--- Data for this task Enclosed Below ---
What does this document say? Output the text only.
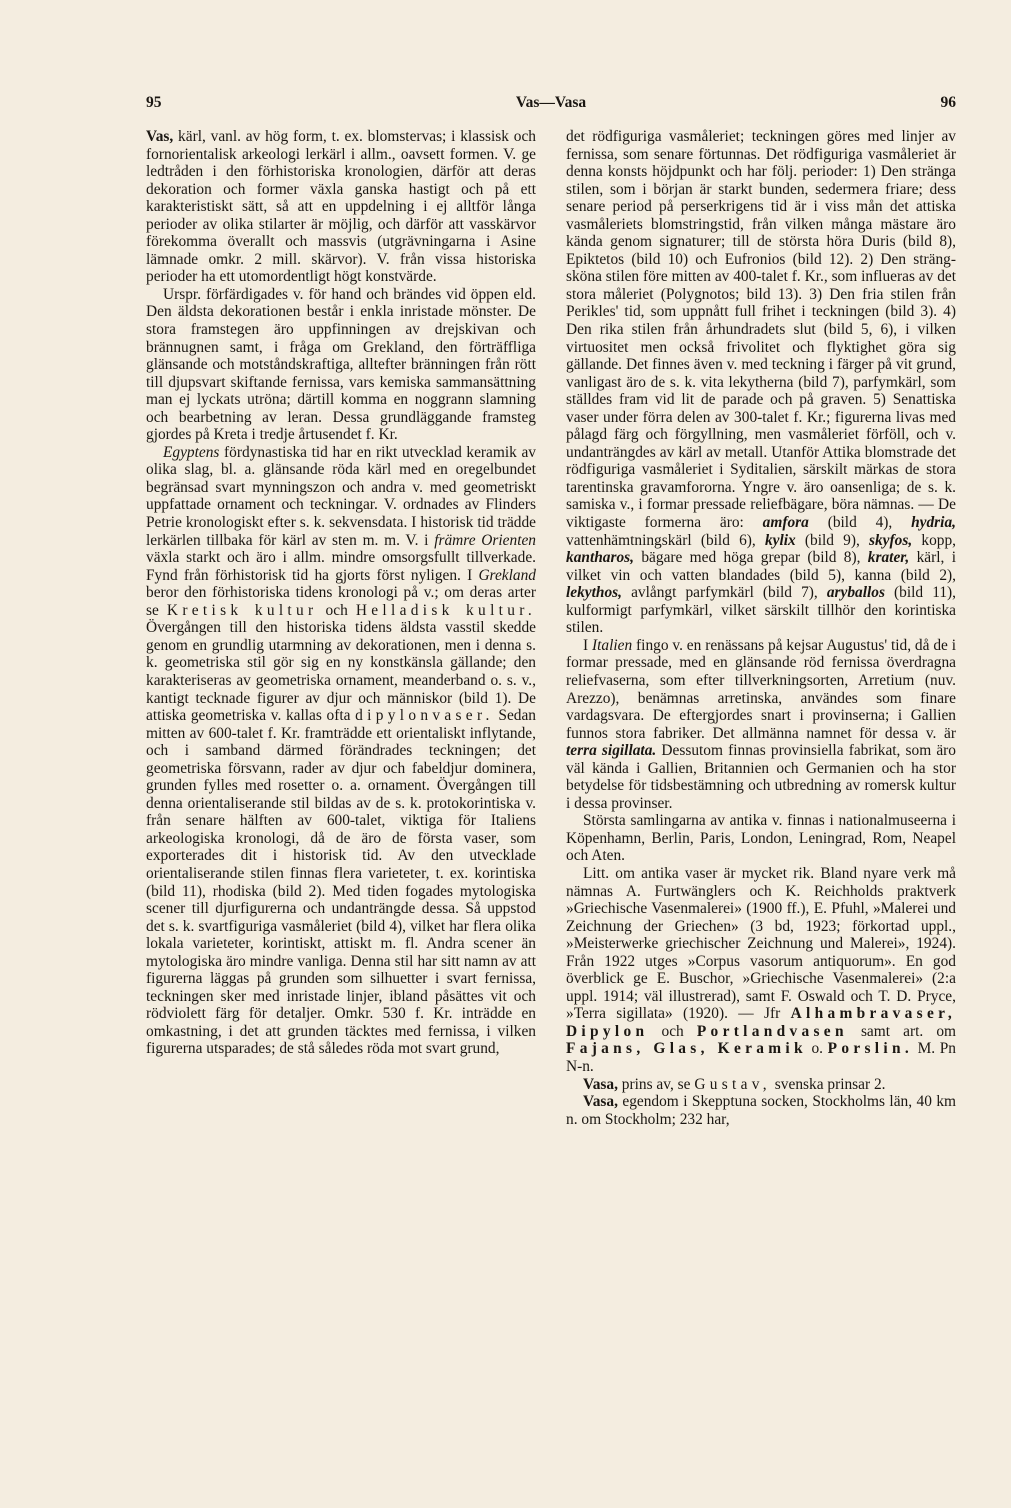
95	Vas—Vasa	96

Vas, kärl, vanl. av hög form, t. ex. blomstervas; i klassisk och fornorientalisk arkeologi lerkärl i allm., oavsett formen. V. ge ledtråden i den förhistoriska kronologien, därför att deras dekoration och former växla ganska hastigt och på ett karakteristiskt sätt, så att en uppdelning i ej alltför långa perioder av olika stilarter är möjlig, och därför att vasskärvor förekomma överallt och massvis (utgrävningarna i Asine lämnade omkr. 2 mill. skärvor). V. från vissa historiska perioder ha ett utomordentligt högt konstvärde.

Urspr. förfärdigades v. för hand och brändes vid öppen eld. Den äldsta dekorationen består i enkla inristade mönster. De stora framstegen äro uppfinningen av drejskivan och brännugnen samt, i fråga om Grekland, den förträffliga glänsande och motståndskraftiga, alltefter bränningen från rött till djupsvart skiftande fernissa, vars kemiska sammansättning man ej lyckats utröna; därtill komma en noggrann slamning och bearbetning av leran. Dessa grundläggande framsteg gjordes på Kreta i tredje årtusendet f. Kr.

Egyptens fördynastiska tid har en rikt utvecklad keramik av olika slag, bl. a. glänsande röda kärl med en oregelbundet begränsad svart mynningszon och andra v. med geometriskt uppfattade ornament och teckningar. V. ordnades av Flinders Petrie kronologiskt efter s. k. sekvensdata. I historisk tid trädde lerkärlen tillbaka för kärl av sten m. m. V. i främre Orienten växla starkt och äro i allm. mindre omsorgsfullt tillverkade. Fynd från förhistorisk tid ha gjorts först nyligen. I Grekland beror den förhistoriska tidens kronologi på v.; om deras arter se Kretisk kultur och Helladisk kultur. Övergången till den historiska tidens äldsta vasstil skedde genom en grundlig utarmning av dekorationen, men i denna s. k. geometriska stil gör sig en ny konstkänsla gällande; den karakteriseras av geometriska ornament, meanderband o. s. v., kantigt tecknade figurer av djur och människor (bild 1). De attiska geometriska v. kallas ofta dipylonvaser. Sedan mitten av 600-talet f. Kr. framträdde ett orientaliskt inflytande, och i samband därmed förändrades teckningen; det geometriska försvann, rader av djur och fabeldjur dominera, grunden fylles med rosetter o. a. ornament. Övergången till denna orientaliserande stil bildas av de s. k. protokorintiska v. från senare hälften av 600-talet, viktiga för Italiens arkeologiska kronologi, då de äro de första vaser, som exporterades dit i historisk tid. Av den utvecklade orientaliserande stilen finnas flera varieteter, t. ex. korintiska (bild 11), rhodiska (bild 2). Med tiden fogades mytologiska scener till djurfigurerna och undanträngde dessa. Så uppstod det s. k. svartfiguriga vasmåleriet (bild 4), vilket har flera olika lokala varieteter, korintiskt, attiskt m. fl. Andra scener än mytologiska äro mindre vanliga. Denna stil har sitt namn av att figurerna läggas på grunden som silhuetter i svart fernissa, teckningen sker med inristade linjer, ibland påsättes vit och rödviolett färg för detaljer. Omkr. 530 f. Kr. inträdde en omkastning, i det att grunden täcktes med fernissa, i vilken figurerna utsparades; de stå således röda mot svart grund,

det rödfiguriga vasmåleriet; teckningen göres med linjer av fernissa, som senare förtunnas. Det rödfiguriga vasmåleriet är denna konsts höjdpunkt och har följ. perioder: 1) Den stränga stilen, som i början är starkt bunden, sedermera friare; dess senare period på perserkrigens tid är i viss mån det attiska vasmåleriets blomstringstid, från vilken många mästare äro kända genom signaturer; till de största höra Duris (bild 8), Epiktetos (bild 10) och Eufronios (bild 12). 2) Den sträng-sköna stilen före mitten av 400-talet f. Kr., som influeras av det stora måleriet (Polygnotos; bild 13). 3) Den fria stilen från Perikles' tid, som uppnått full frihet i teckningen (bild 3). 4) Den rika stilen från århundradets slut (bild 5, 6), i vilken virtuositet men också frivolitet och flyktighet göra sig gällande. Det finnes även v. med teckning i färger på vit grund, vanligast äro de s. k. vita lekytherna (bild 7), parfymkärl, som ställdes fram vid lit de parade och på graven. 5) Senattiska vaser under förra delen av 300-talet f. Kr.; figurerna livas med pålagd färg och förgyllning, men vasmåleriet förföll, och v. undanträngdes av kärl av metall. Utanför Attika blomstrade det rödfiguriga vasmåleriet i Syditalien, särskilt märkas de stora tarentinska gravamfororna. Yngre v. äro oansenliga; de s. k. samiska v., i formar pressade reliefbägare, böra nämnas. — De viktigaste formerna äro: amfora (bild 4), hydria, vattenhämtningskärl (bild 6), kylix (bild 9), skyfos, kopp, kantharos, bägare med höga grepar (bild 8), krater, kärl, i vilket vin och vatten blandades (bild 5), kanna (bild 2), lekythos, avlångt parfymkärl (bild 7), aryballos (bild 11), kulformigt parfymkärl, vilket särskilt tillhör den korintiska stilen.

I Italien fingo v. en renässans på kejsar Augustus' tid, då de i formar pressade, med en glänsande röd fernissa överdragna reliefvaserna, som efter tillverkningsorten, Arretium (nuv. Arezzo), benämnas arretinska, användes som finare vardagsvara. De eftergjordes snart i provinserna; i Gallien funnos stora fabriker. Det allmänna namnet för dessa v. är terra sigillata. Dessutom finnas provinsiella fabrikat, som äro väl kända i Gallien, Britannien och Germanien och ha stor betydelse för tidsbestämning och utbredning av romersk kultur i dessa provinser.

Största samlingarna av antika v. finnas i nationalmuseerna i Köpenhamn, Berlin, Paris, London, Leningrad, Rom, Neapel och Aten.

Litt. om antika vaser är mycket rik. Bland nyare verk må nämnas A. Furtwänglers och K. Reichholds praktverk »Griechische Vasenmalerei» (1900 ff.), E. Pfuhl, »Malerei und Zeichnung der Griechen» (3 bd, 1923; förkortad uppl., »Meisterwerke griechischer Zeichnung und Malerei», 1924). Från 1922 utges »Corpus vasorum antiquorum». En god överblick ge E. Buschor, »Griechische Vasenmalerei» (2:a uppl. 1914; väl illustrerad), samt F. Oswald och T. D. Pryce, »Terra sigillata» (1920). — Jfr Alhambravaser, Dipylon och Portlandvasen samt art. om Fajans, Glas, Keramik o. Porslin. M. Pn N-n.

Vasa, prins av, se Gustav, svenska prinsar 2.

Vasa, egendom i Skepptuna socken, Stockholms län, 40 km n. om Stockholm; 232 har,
--- End of Enclosed Data for this task ---
--- Data for this task Enclosed Below ---
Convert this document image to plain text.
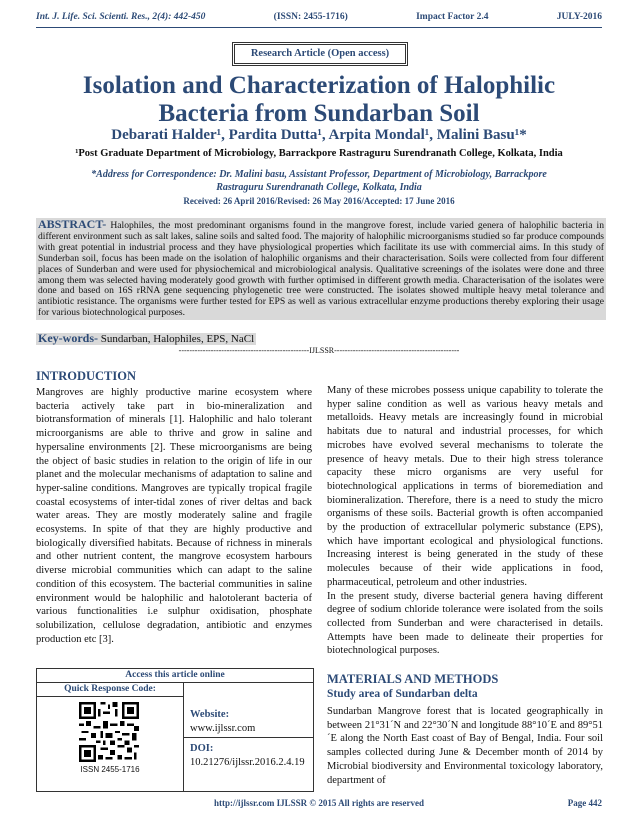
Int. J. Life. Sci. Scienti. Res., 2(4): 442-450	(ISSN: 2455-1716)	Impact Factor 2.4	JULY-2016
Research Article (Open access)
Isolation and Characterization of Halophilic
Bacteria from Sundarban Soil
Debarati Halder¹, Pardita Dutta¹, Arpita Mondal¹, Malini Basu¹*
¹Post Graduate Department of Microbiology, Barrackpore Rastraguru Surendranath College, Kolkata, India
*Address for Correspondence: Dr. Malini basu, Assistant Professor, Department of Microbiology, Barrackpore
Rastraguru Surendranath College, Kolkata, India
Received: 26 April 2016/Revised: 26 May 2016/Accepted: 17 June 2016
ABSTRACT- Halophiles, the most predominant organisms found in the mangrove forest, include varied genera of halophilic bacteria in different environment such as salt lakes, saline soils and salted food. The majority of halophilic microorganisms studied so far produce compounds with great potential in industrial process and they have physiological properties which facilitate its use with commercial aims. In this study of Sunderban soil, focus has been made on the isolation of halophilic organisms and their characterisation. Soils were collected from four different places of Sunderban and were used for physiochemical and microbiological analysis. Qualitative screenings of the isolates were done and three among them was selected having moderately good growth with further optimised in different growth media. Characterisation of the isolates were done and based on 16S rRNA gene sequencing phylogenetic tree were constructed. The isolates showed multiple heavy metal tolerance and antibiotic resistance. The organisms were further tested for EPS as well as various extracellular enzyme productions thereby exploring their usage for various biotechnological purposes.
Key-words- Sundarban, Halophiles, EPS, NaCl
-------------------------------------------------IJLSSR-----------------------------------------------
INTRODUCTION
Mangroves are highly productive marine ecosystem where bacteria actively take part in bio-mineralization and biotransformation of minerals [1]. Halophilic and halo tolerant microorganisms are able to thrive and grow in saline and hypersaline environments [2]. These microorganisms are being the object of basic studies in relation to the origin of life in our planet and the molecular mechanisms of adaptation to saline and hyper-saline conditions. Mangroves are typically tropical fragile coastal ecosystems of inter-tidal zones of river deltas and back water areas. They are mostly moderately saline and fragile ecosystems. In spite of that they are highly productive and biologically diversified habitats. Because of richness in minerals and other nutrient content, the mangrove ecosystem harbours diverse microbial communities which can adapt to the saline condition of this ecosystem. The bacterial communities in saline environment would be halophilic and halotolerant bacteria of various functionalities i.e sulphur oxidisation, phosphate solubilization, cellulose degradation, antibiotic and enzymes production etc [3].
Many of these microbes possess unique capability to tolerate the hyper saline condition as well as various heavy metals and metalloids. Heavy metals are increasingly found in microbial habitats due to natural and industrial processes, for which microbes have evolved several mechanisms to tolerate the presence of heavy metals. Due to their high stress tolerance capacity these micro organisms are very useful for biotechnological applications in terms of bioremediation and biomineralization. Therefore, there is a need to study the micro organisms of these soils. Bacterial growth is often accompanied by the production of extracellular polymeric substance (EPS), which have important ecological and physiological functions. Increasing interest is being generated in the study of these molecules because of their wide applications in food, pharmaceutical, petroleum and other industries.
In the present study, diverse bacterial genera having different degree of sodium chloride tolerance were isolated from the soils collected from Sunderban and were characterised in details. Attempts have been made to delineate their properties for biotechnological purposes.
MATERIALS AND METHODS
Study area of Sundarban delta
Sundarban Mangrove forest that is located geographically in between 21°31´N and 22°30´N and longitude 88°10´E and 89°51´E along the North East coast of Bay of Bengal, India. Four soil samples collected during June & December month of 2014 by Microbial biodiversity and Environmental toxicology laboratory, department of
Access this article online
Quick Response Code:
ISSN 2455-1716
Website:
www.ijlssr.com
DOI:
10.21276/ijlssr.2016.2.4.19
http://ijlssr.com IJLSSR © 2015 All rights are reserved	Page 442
--- End of Enclosed Data for this task ---
▸ Work to be completed
When the string "Rastraguru" appears in a line of the records above, that line is to be copied.

▸ Solution to the problem
¹Post Graduate Department of Microbiology, Barrackpore Rastraguru Surendranath College, Kolkata, India
Rastraguru Surendranath College, Kolkata, India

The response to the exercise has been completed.